GIVEN PASSAGE START

Sara Szal Gottfried, MD, is a physician, researcher, educator, and seeker. She graduated from Harvard Medical School and Massachusetts Institute of Technology, and completed residency at University of California, San Francisco, but is more likely to prescribe a continuous glucose monitor and personalized nutrition plan than the latest pharmaceutical. Szal is a global keynote speaker and the author of four New York Times bestselling books about trauma, hormones, and health. She is Clinical Assistant Professor in Dept. of Integrative Medicine and Nutritional Sciences at Thomas Jefferson University, and Director of Precision Medicine at the Marcus Institute of Integrative Health. Her focus is at the interface of mental and physical health, N-of-1 trial design, personalized molecular profiling, use of wearables, and how to leverage these tools to improve health outcomes and promote deepening transformative experiences.

Transcript

Avery St. Onge: Welcome Dr. Szal. Thank you so much for joining me on the podcast today.

Sara Szal: My pleasure; nice to be with you, Avery.

Avery St. Onge: So, to begin, can you give me an overview of what you will be discussing at the symposium?

Sara Szal: We're going to be talking about personalized medicine and in the panel. The focus is on personalized nutrition.

Avery St. Onge: Okay, and then I know the audience is familiar with this concept, but can you define personalized medicine or personalized nutrition?

GIVEN PASSAGE END
DATASET CONTENT START

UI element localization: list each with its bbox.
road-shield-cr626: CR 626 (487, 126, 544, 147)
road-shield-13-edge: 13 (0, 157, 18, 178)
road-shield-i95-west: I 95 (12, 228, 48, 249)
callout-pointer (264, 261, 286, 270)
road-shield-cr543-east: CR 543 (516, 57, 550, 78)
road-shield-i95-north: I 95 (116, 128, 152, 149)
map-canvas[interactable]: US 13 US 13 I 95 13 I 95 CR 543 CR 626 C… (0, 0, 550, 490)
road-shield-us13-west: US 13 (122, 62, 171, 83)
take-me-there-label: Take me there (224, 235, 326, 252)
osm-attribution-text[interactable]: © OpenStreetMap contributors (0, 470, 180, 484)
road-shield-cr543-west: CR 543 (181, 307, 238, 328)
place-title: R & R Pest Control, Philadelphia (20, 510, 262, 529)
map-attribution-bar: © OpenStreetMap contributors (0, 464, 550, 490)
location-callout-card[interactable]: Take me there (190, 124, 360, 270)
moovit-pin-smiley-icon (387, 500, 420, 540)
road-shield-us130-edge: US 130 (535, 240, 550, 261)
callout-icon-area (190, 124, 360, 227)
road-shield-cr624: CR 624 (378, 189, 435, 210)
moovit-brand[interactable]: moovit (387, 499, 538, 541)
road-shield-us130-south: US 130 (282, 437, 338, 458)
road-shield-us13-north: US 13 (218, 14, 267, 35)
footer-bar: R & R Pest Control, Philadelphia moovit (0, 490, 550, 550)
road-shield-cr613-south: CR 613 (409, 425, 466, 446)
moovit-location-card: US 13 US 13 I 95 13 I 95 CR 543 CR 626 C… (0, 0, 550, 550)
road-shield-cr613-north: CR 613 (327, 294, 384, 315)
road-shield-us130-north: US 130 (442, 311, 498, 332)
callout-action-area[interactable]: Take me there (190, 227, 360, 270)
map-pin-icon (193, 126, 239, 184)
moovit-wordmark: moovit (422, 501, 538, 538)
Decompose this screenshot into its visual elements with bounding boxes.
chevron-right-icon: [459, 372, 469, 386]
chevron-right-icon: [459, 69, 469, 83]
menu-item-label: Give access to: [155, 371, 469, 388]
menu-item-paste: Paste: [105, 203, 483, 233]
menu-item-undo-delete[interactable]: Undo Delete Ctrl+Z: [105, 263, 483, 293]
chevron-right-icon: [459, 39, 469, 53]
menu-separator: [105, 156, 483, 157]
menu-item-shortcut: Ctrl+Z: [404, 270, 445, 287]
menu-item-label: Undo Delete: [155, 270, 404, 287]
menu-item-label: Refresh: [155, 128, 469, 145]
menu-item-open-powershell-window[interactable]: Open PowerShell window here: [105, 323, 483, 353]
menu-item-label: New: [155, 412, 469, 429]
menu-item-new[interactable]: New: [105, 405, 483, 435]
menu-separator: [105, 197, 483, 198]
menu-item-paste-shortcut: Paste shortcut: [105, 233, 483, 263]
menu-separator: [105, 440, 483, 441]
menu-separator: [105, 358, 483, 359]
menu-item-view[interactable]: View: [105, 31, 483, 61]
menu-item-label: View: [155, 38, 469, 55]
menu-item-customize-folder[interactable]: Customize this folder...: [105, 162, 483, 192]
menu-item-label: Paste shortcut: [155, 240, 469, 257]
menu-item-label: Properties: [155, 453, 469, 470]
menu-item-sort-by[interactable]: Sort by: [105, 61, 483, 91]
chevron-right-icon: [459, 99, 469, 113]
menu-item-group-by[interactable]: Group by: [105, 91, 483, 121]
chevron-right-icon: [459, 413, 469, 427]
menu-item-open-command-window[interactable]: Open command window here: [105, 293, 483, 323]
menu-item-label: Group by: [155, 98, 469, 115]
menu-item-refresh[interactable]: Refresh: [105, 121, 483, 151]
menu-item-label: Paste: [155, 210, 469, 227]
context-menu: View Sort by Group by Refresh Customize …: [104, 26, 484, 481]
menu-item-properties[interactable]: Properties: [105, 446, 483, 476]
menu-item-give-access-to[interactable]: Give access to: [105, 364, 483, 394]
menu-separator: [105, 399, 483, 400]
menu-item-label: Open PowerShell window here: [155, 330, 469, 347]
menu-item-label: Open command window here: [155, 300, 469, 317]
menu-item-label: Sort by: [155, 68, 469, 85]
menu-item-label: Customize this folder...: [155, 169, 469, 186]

DATASET CONTENT END

From the passage on Sara Szal Gottfried, pull out the words from "Avery St. Onge: Welcome" to "on personalized nutrition." and copy them unchanged.

Avery St. Onge: Welcome Dr. Szal. Thank you so much for joining me on the podcast today.

Sara Szal: My pleasure; nice to be with you, Avery.

Avery St. Onge: So, to begin, can you give me an overview of what you will be discussing at the symposium?

Sara Szal: We're going to be talking about personalized medicine and in the panel. The focus is on personalized nutrition.